▶ **PROBLEM TO WORK ON**: Show only lines that include "meta".
-- BEGIN EXTRACTED RECORDS --
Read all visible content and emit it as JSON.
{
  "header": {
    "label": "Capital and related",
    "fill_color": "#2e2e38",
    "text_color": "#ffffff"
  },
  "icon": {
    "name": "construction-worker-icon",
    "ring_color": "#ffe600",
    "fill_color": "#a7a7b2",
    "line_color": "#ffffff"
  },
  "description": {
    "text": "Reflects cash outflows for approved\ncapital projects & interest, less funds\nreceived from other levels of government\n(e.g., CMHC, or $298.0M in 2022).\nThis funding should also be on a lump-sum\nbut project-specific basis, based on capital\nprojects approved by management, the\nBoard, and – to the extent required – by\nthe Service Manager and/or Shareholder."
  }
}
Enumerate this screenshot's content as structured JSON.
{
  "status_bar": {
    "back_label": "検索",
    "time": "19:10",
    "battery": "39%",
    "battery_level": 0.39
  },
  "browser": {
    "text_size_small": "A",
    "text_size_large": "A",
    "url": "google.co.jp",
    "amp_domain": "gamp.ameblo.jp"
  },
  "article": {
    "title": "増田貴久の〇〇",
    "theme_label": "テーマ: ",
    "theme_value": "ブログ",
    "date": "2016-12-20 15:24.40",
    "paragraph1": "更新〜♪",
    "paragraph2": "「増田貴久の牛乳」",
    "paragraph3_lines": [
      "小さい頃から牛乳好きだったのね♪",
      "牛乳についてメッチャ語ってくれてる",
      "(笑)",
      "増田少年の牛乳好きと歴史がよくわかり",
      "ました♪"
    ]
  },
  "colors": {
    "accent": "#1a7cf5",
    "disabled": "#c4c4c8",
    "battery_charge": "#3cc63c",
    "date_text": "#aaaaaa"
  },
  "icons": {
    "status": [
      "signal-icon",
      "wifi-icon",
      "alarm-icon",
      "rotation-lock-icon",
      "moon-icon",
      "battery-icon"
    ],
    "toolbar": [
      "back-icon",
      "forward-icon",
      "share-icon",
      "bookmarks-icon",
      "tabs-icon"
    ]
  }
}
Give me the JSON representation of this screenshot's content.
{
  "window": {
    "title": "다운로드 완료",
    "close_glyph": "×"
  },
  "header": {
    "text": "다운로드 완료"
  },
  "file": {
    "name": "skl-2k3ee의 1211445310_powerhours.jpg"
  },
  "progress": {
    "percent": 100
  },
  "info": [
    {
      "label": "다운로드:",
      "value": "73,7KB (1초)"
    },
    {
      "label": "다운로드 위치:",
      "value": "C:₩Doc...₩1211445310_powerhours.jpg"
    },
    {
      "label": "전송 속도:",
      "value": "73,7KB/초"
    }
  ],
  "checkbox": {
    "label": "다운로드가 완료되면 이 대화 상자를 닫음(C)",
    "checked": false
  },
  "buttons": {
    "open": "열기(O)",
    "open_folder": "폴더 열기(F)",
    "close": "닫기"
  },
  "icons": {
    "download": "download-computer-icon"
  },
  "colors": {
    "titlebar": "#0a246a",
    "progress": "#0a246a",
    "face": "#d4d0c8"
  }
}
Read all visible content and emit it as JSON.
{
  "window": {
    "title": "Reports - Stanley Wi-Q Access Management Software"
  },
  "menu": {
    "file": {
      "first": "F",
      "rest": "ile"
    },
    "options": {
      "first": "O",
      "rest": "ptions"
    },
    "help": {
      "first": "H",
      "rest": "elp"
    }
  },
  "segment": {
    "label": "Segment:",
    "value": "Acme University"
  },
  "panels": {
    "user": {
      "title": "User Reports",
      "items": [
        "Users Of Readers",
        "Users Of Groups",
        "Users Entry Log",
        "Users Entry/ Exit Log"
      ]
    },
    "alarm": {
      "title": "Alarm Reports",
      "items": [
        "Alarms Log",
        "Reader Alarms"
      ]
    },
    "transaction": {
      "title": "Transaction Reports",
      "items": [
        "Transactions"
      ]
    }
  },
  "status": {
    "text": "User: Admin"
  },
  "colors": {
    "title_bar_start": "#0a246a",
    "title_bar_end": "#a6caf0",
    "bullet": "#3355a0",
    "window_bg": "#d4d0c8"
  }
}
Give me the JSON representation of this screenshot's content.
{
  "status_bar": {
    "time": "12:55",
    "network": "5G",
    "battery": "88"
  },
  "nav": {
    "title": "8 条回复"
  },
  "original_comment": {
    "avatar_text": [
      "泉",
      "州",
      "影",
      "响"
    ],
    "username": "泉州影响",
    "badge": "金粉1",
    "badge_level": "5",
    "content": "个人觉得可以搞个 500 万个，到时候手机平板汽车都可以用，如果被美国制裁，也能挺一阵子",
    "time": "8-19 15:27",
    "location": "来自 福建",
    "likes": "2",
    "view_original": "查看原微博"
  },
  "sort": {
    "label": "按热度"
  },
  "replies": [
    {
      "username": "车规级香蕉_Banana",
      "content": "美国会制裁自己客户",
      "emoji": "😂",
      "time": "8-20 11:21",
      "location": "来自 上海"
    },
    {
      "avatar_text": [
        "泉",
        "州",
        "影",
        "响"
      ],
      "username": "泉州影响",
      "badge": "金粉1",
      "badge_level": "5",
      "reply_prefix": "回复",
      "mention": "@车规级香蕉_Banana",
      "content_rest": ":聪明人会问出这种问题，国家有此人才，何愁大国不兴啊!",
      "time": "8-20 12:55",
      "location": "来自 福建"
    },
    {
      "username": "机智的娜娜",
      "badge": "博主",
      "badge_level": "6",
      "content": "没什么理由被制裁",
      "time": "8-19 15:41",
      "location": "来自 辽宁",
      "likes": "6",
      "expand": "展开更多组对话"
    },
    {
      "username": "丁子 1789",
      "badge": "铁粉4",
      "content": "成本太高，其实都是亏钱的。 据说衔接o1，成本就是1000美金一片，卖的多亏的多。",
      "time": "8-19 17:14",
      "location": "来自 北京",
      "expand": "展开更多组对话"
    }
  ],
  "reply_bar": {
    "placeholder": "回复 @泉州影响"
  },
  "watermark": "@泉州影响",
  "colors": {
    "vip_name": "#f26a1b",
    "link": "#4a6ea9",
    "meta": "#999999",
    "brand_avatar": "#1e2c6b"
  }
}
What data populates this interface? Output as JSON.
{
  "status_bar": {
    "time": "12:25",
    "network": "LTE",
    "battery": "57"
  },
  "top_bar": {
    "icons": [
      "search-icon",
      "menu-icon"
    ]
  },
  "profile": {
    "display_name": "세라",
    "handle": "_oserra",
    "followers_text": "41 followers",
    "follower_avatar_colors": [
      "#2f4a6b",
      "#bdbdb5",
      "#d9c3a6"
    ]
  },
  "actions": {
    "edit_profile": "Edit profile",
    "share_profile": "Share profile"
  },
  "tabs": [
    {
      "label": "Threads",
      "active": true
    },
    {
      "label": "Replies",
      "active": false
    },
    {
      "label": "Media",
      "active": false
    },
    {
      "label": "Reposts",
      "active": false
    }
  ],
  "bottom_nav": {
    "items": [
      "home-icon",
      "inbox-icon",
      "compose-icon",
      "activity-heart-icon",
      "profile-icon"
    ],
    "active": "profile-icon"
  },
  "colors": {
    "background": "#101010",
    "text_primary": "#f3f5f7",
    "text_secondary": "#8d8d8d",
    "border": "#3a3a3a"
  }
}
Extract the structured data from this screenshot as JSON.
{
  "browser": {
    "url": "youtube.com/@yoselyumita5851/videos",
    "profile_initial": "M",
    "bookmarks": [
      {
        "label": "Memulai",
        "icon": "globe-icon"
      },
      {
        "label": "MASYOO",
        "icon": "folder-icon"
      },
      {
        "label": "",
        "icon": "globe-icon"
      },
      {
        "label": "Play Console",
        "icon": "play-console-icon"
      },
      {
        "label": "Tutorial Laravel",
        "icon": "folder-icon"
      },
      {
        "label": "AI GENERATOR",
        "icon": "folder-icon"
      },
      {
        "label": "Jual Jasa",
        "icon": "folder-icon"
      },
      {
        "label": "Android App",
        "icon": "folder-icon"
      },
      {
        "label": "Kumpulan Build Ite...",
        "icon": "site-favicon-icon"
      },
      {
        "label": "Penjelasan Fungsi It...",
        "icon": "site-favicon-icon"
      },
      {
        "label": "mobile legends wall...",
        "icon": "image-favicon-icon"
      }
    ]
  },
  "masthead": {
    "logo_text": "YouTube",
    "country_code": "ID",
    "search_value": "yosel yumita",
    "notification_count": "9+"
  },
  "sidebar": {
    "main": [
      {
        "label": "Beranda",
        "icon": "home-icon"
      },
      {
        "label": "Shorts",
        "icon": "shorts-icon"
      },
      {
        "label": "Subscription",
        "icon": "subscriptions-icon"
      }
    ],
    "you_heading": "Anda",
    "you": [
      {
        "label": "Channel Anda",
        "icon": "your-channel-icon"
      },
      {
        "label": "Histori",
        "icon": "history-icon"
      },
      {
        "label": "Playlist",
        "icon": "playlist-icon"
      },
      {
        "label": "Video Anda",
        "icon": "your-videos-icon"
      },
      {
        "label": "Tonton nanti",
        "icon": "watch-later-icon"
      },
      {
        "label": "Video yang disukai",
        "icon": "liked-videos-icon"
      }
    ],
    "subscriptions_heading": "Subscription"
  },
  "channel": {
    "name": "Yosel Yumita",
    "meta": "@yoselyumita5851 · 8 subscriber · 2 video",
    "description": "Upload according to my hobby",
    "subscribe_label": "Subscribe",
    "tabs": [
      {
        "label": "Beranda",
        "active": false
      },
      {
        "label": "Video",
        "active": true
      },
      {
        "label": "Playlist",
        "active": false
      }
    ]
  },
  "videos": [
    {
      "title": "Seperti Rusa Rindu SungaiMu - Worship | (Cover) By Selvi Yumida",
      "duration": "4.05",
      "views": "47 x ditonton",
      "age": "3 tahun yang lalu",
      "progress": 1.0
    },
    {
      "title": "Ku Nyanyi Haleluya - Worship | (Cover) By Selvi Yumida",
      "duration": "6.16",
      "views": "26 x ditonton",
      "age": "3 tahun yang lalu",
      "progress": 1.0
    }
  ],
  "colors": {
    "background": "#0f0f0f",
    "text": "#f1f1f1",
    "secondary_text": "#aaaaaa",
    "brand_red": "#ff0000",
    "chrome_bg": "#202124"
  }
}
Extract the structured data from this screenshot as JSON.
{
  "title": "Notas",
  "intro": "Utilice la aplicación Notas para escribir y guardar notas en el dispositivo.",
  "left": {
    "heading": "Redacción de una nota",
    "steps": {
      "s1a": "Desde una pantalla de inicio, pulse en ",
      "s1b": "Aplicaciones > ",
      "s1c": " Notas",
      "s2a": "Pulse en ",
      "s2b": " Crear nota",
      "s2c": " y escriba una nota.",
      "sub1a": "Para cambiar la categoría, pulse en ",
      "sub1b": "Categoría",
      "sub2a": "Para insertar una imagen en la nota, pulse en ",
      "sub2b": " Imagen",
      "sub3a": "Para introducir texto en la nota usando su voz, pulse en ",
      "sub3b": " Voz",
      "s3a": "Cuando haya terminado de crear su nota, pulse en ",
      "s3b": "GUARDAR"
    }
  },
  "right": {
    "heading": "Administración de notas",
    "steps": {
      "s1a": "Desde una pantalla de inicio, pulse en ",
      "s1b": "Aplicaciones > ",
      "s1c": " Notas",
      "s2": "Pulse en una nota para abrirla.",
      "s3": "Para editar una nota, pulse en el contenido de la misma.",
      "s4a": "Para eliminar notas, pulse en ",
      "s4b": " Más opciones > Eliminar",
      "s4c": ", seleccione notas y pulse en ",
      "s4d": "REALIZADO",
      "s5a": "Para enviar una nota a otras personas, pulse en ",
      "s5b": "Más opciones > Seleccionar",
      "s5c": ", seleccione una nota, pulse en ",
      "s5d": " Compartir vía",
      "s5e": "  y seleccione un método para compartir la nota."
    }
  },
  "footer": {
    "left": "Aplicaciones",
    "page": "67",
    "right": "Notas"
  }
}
-- END EXTRACTED RECORDS --
▶ **OUTPUT BELOW**:
    "meta": "#999999",
    "meta": "@yoselyumita5851 · 8 subscriber · 2 video",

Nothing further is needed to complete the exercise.